*OBJECTIVE*. Will you give every entry again exactly as it stands?
** START INFORMATION SUPPLIED **
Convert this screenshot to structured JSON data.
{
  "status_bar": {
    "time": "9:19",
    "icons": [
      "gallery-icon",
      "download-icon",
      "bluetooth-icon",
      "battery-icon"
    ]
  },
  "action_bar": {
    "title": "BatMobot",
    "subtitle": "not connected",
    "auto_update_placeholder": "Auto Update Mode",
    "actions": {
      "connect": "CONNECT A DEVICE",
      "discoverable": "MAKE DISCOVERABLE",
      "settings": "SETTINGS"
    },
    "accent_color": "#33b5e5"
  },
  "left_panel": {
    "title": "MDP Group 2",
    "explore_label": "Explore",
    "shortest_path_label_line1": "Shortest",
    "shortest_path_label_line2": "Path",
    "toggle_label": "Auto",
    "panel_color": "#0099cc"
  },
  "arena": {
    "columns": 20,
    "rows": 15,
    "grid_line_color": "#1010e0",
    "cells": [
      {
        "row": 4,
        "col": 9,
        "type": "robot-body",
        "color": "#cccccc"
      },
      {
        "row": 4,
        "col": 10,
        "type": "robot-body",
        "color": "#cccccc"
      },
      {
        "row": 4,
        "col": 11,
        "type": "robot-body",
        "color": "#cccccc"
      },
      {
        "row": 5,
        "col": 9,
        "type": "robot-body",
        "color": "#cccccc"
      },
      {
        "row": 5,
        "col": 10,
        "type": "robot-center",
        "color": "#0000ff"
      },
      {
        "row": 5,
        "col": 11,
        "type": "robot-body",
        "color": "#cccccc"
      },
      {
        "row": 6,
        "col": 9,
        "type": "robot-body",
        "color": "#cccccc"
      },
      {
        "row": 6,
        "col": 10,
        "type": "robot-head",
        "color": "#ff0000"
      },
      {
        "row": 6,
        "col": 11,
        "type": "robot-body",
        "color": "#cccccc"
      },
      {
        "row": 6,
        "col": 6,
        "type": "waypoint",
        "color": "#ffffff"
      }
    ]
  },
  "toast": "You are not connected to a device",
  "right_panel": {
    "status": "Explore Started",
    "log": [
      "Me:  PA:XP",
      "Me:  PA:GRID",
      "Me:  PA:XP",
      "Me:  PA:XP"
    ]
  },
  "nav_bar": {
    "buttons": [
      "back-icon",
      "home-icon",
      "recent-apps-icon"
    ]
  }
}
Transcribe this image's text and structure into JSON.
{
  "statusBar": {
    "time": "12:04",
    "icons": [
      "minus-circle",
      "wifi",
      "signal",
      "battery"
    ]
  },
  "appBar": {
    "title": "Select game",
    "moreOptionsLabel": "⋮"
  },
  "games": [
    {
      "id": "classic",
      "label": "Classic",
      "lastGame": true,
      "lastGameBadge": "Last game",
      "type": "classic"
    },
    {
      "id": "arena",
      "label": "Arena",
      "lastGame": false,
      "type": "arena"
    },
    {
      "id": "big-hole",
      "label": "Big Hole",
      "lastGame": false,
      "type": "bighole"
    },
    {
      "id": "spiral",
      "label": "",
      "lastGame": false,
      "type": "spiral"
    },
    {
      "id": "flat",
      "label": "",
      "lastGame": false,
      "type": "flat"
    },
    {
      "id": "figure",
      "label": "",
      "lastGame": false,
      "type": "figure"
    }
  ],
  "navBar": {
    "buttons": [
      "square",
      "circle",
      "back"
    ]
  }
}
** END INFORMATION SUPPLIED **
*EXERCISE ANSWER*.
Convert this screenshot to structured JSON data.
{
  "status_bar": {
    "time": "9:19",
    "icons": [
      "gallery-icon",
      "download-icon",
      "bluetooth-icon",
      "battery-icon"
    ]
  },
  "action_bar": {
    "title": "BatMobot",
    "subtitle": "not connected",
    "auto_update_placeholder": "Auto Update Mode",
    "actions": {
      "connect": "CONNECT A DEVICE",
      "discoverable": "MAKE DISCOVERABLE",
      "settings": "SETTINGS"
    },
    "accent_color": "#33b5e5"
  },
  "left_panel": {
    "title": "MDP Group 2",
    "explore_label": "Explore",
    "shortest_path_label_line1": "Shortest",
    "shortest_path_label_line2": "Path",
    "toggle_label": "Auto",
    "panel_color": "#0099cc"
  },
  "arena": {
    "columns": 20,
    "rows": 15,
    "grid_line_color": "#1010e0",
    "cells": [
      {
        "row": 4,
        "col": 9,
        "type": "robot-body",
        "color": "#cccccc"
      },
      {
        "row": 4,
        "col": 10,
        "type": "robot-body",
        "color": "#cccccc"
      },
      {
        "row": 4,
        "col": 11,
        "type": "robot-body",
        "color": "#cccccc"
      },
      {
        "row": 5,
        "col": 9,
        "type": "robot-body",
        "color": "#cccccc"
      },
      {
        "row": 5,
        "col": 10,
        "type": "robot-center",
        "color": "#0000ff"
      },
      {
        "row": 5,
        "col": 11,
        "type": "robot-body",
        "color": "#cccccc"
      },
      {
        "row": 6,
        "col": 9,
        "type": "robot-body",
        "color": "#cccccc"
      },
      {
        "row": 6,
        "col": 10,
        "type": "robot-head",
        "color": "#ff0000"
      },
      {
        "row": 6,
        "col": 11,
        "type": "robot-body",
        "color": "#cccccc"
      },
      {
        "row": 6,
        "col": 6,
        "type": "waypoint",
        "color": "#ffffff"
      }
    ]
  },
  "toast": "You are not connected to a device",
  "right_panel": {
    "status": "Explore Started",
    "log": [
      "Me:  PA:XP",
      "Me:  PA:GRID",
      "Me:  PA:XP",
      "Me:  PA:XP"
    ]
  },
  "nav_bar": {
    "buttons": [
      "back-icon",
      "home-icon",
      "recent-apps-icon"
    ]
  }
}
Transcribe this image's text and structure into JSON.
{
  "statusBar": {
    "time": "12:04",
    "icons": [
      "minus-circle",
      "wifi",
      "signal",
      "battery"
    ]
  },
  "appBar": {
    "title": "Select game",
    "moreOptionsLabel": "⋮"
  },
  "games": [
    {
      "id": "classic",
      "label": "Classic",
      "lastGame": true,
      "lastGameBadge": "Last game",
      "type": "classic"
    },
    {
      "id": "arena",
      "label": "Arena",
      "lastGame": false,
      "type": "arena"
    },
    {
      "id": "big-hole",
      "label": "Big Hole",
      "lastGame": false,
      "type": "bighole"
    },
    {
      "id": "spiral",
      "label": "",
      "lastGame": false,
      "type": "spiral"
    },
    {
      "id": "flat",
      "label": "",
      "lastGame": false,
      "type": "flat"
    },
    {
      "id": "figure",
      "label": "",
      "lastGame": false,
      "type": "figure"
    }
  ],
  "navBar": {
    "buttons": [
      "square",
      "circle",
      "back"
    ]
  }
}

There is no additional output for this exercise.